→ **What you are asked to do**: Exactly reproduce each line of the listing that follows.
┌─ Source data
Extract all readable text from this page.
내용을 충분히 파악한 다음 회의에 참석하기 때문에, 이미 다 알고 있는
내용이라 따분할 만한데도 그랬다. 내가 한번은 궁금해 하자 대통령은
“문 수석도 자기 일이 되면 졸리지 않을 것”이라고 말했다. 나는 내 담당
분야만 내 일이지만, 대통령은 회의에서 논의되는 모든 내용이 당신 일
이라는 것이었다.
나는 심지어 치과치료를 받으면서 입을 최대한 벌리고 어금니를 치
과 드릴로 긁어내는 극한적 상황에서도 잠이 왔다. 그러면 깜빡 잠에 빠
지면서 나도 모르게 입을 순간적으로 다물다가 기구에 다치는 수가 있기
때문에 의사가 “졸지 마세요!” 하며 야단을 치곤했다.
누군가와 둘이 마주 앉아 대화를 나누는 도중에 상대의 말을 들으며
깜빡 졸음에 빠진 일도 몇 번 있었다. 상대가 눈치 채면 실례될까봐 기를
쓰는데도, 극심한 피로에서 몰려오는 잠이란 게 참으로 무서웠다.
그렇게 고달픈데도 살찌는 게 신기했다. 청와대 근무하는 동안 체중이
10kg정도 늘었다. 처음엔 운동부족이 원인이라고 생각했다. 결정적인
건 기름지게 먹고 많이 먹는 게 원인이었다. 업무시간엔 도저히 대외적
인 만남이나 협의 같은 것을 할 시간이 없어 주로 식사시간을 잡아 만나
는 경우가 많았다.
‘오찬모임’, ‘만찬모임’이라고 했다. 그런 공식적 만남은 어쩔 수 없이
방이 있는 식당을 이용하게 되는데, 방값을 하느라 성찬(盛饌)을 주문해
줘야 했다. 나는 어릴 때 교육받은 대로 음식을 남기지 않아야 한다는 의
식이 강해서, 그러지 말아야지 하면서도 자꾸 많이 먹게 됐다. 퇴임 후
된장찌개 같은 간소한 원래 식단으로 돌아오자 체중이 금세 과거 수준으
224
└─
→ **Complete answer**:
Extract all readable text from this page.
내용을 충분히 파악한 다음 회의에 참석하기 때문에, 이미 다 알고 있는
내용이라 따분할 만한데도 그랬다. 내가 한번은 궁금해 하자 대통령은
“문 수석도 자기 일이 되면 졸리지 않을 것”이라고 말했다. 나는 내 담당
분야만 내 일이지만, 대통령은 회의에서 논의되는 모든 내용이 당신 일
이라는 것이었다.
나는 심지어 치과치료를 받으면서 입을 최대한 벌리고 어금니를 치
과 드릴로 긁어내는 극한적 상황에서도 잠이 왔다. 그러면 깜빡 잠에 빠
지면서 나도 모르게 입을 순간적으로 다물다가 기구에 다치는 수가 있기
때문에 의사가 “졸지 마세요!” 하며 야단을 치곤했다.
누군가와 둘이 마주 앉아 대화를 나누는 도중에 상대의 말을 들으며
깜빡 졸음에 빠진 일도 몇 번 있었다. 상대가 눈치 채면 실례될까봐 기를
쓰는데도, 극심한 피로에서 몰려오는 잠이란 게 참으로 무서웠다.
그렇게 고달픈데도 살찌는 게 신기했다. 청와대 근무하는 동안 체중이
10kg정도 늘었다. 처음엔 운동부족이 원인이라고 생각했다. 결정적인
건 기름지게 먹고 많이 먹는 게 원인이었다. 업무시간엔 도저히 대외적
인 만남이나 협의 같은 것을 할 시간이 없어 주로 식사시간을 잡아 만나
는 경우가 많았다.
‘오찬모임’, ‘만찬모임’이라고 했다. 그런 공식적 만남은 어쩔 수 없이
방이 있는 식당을 이용하게 되는데, 방값을 하느라 성찬(盛饌)을 주문해
줘야 했다. 나는 어릴 때 교육받은 대로 음식을 남기지 않아야 한다는 의
식이 강해서, 그러지 말아야지 하면서도 자꾸 많이 먹게 됐다. 퇴임 후
된장찌개 같은 간소한 원래 식단으로 돌아오자 체중이 금세 과거 수준으
224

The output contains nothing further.